Set exercise: Duplicate the entries below, starting at the line containing "connector-role-2-stub xyxy=(375,283,399,284)" and ending at the line containing "connector-role-1-to-p1 xyxy=(398,90,446,91)", with both of those lines included.

A run of records:
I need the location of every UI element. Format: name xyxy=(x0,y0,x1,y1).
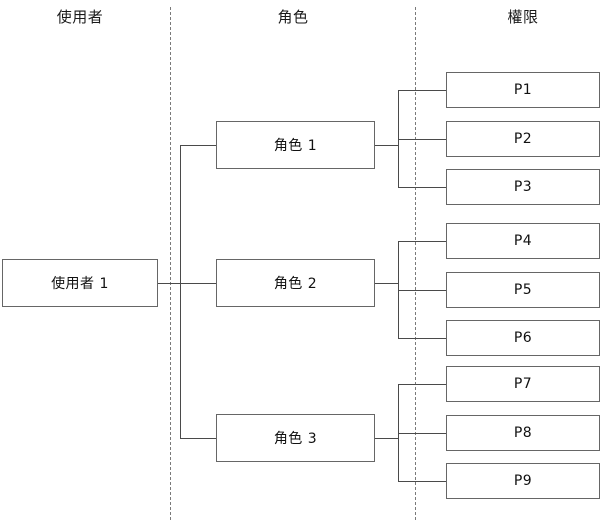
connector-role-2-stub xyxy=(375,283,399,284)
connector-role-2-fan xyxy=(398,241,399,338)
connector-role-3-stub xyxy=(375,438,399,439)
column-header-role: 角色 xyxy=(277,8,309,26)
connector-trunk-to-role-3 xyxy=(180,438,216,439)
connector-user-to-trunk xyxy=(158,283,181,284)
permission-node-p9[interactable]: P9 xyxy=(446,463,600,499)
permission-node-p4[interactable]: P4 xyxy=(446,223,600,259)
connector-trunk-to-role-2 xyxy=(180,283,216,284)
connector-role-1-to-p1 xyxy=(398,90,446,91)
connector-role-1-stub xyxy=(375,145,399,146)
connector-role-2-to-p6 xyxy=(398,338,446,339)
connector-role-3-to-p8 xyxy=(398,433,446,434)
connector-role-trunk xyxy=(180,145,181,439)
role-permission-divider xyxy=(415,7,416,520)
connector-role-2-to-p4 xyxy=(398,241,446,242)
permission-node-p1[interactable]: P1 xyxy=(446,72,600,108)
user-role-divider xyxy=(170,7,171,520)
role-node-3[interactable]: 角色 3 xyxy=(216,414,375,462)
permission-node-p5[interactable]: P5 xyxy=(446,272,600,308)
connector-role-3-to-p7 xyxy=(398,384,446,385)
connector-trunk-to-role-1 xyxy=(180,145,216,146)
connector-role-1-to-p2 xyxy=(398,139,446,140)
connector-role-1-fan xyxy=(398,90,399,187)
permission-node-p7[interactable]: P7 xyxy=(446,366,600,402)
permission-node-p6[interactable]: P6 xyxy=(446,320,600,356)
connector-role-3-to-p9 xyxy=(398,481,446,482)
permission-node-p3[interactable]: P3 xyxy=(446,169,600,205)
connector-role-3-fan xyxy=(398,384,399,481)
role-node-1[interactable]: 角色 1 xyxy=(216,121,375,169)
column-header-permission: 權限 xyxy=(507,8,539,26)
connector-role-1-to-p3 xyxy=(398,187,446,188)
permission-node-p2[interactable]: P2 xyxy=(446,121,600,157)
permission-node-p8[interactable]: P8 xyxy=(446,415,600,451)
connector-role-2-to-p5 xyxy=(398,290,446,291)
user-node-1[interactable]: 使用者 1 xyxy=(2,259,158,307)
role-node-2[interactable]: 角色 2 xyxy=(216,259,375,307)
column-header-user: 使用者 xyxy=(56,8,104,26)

--

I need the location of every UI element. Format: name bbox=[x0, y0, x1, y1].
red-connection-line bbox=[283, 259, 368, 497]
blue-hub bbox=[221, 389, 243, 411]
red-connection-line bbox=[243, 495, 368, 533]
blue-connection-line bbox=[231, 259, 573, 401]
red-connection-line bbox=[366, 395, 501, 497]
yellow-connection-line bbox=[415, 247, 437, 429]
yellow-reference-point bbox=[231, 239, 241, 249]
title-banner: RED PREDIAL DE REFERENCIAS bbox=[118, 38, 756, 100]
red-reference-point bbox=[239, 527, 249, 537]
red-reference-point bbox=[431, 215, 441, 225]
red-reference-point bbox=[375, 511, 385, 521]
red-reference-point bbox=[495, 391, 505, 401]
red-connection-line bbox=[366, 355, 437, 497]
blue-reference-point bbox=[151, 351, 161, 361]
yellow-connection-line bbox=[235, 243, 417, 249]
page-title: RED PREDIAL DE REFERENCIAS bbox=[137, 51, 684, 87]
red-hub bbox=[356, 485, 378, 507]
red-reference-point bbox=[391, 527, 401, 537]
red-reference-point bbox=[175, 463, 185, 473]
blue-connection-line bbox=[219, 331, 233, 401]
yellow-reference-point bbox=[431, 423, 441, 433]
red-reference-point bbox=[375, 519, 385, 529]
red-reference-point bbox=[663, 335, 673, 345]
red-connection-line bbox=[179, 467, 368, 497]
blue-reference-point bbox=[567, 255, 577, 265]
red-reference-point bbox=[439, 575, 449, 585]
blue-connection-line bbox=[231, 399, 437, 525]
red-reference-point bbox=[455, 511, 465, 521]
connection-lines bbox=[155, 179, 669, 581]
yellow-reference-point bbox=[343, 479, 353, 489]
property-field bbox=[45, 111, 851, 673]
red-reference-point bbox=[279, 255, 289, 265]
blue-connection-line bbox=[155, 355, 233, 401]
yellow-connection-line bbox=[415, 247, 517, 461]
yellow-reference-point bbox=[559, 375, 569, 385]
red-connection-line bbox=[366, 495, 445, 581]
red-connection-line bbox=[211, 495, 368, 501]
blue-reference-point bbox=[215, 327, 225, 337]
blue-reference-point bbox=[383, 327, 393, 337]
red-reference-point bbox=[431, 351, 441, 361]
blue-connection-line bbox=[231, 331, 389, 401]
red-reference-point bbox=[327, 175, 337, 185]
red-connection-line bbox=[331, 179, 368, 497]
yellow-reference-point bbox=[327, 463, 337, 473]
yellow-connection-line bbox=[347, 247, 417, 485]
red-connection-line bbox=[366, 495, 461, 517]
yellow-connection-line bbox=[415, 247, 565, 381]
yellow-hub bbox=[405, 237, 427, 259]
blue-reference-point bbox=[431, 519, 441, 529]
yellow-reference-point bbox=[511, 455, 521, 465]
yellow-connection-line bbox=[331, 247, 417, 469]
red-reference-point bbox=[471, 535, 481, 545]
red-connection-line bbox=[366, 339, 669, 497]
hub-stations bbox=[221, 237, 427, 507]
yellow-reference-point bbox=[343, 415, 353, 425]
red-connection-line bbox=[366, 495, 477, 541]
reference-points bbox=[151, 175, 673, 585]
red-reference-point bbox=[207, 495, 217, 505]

Response to the exercise:
connector-role-2-stub xyxy=(375,283,399,284)
connector-role-2-fan xyxy=(398,241,399,338)
connector-role-3-stub xyxy=(375,438,399,439)
column-header-role: 角色 xyxy=(277,8,309,26)
connector-trunk-to-role-3 xyxy=(180,438,216,439)
connector-user-to-trunk xyxy=(158,283,181,284)
permission-node-p9[interactable]: P9 xyxy=(446,463,600,499)
permission-node-p4[interactable]: P4 xyxy=(446,223,600,259)
connector-trunk-to-role-2 xyxy=(180,283,216,284)
connector-role-1-to-p1 xyxy=(398,90,446,91)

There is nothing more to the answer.